### Problem
Sift the material for lines containing "symbol", and return them.

### Data in this exercise
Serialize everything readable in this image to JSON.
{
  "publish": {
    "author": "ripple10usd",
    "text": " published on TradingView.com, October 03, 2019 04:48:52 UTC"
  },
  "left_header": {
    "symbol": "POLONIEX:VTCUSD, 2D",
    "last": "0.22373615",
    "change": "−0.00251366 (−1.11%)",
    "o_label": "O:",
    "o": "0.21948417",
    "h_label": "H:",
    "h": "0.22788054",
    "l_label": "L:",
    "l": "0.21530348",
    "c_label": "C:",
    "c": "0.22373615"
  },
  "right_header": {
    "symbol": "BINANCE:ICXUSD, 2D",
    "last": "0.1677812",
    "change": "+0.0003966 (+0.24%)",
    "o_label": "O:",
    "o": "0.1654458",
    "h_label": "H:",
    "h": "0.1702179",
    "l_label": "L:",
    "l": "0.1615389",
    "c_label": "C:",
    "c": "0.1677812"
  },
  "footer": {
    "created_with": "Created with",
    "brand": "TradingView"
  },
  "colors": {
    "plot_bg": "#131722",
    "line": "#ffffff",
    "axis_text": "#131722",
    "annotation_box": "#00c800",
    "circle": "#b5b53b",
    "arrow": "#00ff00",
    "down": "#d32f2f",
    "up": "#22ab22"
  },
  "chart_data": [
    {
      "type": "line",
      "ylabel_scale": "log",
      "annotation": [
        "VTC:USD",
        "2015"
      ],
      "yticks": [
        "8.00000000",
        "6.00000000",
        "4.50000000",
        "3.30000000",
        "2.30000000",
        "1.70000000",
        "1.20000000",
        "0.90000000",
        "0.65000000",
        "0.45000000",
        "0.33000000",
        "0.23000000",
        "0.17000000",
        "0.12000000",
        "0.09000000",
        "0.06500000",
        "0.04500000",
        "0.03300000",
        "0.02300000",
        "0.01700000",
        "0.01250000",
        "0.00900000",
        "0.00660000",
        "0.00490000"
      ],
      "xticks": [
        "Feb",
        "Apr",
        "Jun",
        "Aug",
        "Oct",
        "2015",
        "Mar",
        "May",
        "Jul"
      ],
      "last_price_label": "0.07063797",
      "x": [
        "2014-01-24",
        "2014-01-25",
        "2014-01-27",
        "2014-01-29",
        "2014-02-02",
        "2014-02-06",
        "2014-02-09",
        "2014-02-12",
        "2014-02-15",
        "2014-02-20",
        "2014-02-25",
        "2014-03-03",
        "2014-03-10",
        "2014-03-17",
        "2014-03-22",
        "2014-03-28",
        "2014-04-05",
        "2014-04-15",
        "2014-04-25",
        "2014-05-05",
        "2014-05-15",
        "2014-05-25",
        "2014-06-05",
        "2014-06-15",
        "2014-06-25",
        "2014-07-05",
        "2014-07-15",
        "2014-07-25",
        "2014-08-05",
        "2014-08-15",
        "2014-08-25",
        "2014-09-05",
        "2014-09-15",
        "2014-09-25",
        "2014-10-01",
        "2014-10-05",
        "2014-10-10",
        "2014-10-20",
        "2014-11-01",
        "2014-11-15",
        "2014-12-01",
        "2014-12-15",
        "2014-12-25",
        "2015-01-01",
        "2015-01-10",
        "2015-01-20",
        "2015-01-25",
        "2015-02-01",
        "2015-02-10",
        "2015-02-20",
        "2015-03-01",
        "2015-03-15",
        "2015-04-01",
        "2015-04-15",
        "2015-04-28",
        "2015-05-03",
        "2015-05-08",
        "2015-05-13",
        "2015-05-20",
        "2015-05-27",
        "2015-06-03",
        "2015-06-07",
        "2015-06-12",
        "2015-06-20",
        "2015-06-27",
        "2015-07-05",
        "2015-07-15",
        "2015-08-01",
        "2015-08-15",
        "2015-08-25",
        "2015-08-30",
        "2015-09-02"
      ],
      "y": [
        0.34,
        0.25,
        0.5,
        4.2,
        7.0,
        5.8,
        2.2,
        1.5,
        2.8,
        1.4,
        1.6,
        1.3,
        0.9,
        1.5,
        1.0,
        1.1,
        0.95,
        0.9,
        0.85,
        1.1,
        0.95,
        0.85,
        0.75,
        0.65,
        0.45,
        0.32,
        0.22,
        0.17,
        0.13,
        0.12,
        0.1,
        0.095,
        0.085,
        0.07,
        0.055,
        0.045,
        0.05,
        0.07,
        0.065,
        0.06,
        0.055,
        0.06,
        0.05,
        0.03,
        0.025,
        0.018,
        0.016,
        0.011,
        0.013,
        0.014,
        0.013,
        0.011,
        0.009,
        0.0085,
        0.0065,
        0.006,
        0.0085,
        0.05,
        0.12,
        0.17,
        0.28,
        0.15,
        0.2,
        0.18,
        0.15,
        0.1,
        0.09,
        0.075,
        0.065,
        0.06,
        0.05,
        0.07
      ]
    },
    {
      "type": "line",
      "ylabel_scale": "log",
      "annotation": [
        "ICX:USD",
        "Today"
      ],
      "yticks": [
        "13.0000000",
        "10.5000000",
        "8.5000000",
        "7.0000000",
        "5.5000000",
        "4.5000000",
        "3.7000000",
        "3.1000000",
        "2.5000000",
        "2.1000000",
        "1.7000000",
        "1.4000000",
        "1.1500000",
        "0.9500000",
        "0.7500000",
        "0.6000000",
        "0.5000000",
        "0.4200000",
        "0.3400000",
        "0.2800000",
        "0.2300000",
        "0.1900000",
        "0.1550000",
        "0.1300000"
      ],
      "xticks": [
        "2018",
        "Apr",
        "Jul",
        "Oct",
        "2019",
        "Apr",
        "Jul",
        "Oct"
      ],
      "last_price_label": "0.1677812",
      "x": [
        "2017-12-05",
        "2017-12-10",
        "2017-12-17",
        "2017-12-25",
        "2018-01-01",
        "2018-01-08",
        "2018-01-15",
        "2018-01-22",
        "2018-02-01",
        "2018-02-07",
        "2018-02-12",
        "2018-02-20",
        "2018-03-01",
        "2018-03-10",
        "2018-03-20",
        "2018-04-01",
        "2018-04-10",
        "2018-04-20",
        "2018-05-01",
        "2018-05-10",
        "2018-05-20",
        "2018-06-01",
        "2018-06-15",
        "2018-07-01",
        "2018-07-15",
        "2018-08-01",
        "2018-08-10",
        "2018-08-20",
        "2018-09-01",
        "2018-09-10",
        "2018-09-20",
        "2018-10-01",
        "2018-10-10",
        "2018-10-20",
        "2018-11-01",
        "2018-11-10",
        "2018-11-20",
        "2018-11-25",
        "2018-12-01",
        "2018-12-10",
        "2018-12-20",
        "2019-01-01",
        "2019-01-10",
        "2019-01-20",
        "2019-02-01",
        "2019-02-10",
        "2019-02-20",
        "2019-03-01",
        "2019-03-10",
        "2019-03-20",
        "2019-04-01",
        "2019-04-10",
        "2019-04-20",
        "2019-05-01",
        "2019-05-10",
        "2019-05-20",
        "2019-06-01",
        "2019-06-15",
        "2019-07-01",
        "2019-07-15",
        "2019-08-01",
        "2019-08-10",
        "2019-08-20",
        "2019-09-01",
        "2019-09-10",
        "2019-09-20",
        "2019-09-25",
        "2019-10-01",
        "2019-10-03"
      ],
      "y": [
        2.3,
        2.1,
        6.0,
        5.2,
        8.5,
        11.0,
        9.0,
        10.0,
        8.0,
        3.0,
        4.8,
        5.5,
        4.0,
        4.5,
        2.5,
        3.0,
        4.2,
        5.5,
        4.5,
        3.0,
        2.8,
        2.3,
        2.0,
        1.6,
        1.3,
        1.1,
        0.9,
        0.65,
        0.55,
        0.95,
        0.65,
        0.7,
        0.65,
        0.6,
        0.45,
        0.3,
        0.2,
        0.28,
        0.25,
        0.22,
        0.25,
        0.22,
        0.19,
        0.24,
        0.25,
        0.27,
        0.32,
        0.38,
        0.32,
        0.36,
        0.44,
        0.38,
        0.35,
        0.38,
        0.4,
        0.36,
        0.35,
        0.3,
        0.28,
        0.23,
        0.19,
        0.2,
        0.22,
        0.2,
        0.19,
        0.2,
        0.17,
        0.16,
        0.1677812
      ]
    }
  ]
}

### The answer
    "symbol": "POLONIEX:VTCUSD, 2D",
    "symbol": "BINANCE:ICXUSD, 2D",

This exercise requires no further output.